**Requirements**:
1. Reproduce the passage of the function composition solution between "Step 2: To find" and "((x² + 2)²) - 2.", inclusive, substituting "occurrence" for each occurrence of "instance".
2. According to the function composition solution, which formula is used to expand (x² - 2)²?

Step 2: To find (f ∘ g)(x), substitute g(x) into f(x). This means replacing every instance of 'x' in f(x) with the expression for g(x). Start with f(x) = x² + 2, and replace 'x' with g(x) = x² - 2. The resulting expression will be f(g(x)) = ((x² - 2)²) + 2.
Step 3: Simplify the expression for f(g(x)). Expand (x² - 2)² using the formula (a - b)² = a² - 2ab + b². This gives (x² - 2)² = x⁴ - 4x² + 4. Substitute this back into f(g(x)) to get f(g(x)) = x⁴ - 4x² + 4 + 2.
Step 4: To find (g ∘ f)(x), substitute f(x) into g(x). This means replacing every instance of 'x' in g(x) with the expression for f(x). Start with g(x) = x² - 2, and replace 'x' with f(x) = x² + 2. The resulting expression will be g(f(x)) = ((x² + 2)²) - 2.

**Given records**:
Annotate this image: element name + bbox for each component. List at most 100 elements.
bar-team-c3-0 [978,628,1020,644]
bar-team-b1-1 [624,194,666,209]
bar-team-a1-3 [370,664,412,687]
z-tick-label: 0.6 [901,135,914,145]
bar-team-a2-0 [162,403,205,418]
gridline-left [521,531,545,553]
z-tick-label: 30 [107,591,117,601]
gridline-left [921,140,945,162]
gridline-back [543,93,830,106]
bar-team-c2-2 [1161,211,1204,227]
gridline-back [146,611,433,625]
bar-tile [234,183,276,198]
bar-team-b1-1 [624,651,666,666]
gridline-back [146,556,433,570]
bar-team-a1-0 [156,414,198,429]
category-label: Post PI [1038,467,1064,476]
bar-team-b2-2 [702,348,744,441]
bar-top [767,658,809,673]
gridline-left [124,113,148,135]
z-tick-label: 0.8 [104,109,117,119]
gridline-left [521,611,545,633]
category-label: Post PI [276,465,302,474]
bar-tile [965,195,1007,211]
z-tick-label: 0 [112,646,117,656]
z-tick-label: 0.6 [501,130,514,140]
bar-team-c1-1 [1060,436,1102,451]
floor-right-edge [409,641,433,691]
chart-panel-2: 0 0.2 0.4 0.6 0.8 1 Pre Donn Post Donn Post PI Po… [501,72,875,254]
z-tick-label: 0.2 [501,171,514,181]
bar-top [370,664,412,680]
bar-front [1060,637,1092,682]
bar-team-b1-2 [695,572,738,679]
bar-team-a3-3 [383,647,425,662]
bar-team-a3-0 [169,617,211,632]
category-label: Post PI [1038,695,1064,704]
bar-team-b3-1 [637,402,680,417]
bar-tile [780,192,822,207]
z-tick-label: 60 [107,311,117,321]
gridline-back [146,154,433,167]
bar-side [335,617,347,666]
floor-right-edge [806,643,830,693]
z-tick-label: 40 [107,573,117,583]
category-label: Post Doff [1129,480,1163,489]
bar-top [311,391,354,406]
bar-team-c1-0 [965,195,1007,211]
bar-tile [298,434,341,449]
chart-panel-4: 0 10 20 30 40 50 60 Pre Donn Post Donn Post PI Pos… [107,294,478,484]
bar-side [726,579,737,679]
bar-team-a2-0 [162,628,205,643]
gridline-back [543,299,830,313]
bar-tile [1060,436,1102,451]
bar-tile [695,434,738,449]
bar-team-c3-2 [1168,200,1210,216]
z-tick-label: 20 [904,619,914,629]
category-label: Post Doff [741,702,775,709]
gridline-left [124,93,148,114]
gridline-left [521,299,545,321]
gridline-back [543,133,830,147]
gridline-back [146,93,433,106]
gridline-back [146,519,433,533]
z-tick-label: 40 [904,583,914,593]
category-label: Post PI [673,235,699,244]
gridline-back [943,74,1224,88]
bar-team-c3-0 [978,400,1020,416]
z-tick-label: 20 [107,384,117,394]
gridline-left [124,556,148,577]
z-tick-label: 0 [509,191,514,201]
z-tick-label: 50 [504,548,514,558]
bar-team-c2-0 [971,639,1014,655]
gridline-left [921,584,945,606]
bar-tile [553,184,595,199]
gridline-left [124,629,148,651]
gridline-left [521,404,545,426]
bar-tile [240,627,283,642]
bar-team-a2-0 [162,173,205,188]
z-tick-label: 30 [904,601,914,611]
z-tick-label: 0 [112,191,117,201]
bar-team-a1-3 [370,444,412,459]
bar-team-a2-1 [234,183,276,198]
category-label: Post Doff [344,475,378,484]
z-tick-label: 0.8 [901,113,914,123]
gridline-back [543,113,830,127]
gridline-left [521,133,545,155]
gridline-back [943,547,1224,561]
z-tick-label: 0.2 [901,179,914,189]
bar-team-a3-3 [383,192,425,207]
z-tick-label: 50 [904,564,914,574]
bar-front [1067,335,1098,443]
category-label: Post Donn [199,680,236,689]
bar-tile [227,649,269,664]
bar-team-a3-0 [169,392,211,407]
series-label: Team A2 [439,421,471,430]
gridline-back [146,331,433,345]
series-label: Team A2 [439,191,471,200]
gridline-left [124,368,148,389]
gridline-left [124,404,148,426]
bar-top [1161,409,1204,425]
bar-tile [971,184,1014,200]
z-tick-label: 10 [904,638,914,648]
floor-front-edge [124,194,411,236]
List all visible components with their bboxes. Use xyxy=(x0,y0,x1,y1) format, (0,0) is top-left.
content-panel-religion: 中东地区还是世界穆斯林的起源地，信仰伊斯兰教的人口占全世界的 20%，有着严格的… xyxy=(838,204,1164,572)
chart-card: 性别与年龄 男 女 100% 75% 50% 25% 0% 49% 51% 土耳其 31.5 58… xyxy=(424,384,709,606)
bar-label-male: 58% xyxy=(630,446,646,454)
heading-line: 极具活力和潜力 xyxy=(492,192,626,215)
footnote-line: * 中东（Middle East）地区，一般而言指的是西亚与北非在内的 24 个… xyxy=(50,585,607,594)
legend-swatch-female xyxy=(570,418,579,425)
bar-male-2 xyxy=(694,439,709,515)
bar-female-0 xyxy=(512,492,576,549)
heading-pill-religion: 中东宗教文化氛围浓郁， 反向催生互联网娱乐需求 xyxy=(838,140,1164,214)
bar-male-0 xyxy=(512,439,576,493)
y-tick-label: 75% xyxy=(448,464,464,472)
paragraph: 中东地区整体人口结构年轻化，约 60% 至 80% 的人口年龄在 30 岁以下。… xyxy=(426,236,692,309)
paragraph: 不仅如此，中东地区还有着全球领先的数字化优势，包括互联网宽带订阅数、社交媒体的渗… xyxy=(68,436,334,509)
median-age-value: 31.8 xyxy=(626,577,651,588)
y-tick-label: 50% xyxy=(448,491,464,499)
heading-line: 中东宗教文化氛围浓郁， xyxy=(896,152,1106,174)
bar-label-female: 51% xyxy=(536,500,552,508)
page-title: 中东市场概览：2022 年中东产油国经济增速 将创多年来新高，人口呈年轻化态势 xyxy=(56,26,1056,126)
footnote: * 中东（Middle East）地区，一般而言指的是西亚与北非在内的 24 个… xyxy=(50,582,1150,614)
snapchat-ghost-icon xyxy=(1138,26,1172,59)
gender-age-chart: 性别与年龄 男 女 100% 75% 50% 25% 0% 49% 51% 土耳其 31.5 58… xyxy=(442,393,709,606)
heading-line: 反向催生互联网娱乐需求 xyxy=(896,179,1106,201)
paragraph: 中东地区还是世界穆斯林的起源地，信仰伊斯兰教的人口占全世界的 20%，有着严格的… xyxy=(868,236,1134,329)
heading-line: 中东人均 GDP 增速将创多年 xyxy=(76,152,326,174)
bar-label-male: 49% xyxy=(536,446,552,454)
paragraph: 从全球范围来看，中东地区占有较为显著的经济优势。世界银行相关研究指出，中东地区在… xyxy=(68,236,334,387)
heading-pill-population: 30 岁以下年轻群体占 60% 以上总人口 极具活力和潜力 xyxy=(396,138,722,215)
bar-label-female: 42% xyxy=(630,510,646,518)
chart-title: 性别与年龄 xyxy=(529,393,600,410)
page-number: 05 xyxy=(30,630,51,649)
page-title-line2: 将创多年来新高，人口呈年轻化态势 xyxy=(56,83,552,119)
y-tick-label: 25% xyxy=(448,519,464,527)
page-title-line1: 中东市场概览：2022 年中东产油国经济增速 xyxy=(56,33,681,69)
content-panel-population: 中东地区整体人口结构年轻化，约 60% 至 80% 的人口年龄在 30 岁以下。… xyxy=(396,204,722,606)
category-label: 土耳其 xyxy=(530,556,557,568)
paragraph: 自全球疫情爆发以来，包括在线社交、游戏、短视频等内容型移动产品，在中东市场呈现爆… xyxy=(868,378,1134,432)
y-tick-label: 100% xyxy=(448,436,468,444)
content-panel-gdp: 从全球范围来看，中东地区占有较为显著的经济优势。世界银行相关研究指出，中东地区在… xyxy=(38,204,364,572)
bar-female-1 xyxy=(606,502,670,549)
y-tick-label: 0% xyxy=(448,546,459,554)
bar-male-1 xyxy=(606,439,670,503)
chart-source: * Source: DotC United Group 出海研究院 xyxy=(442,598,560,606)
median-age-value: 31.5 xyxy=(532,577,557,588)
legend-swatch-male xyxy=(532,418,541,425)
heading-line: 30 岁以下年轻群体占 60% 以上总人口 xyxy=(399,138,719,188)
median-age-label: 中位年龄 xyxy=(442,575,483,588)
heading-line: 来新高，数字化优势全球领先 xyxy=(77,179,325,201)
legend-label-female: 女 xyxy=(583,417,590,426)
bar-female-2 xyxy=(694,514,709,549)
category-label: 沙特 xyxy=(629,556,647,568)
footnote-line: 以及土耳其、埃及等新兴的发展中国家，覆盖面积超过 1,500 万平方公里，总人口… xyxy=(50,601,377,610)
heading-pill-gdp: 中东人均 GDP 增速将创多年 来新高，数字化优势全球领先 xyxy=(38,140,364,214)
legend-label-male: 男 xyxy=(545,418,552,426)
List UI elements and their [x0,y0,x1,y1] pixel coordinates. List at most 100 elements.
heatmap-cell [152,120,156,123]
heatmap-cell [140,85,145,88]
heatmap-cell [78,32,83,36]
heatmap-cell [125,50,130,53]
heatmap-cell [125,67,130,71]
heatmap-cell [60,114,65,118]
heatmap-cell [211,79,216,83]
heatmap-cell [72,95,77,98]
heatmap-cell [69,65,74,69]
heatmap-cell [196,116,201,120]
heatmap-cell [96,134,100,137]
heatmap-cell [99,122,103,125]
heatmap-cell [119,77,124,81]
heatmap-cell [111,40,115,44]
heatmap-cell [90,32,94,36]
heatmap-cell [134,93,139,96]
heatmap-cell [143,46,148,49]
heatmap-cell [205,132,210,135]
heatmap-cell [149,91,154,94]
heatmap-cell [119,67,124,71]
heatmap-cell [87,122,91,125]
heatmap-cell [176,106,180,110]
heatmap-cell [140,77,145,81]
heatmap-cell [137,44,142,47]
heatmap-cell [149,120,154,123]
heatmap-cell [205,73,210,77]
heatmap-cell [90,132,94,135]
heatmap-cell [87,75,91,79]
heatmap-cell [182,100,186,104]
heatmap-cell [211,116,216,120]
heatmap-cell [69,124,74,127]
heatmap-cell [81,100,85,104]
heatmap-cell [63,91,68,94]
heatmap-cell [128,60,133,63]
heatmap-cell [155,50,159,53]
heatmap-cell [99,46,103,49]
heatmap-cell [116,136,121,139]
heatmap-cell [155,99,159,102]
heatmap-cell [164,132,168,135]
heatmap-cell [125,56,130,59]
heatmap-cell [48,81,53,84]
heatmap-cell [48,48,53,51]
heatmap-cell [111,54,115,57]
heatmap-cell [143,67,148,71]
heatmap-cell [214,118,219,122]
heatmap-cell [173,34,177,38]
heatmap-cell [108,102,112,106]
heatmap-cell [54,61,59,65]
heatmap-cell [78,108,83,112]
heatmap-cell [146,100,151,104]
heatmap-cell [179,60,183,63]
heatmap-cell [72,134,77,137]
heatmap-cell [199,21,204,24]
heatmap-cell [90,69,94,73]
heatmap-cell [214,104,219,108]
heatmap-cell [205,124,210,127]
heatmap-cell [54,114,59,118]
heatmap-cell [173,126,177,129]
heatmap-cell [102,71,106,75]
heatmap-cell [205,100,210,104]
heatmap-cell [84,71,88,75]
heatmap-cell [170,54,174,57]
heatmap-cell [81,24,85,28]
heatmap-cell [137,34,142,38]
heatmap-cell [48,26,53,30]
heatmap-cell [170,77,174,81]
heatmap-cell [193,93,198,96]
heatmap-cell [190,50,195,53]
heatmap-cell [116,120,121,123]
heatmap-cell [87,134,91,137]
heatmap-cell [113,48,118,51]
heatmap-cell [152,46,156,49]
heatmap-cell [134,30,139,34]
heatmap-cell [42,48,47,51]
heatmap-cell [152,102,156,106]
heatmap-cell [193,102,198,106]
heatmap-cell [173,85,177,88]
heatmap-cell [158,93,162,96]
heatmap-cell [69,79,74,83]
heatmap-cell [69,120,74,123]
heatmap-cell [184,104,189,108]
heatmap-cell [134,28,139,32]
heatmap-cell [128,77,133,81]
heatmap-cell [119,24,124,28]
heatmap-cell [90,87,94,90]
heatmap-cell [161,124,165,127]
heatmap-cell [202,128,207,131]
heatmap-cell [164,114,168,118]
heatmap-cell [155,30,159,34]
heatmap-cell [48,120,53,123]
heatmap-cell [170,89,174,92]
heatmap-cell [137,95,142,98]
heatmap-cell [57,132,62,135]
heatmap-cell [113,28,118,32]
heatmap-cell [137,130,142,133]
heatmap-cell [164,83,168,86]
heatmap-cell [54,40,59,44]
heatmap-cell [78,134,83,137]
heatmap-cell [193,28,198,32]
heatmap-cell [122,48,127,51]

**Per-task outputs**:
1.
Step 2: To find (f ∘ g)(x), substitute g(x) into f(x). This means replacing every occurrence of 'x' in f(x) with the expression for g(x). Start with f(x) = x² + 2, and replace 'x' with g(x) = x² - 2. The resulting expression will be f(g(x)) = ((x² - 2)²) + 2.
Step 3: Simplify the expression for f(g(x)). Expand (x² - 2)² using the formula (a - b)² = a² - 2ab + b². This gives (x² - 2)² = x⁴ - 4x² + 4. Substitute this back into f(g(x)) to get f(g(x)) = x⁴ - 4x² + 4 + 2.
Step 4: To find (g ∘ f)(x), substitute f(x) into g(x). This means replacing every occurrence of 'x' in g(x) with the expression for f(x). Start with g(x) = x² - 2, and replace 'x' with f(x) = x² + 2. The resulting expression will be g(f(x)) = ((x² + 2)²) - 2.

2. (a - b)² = a² - 2ab + b²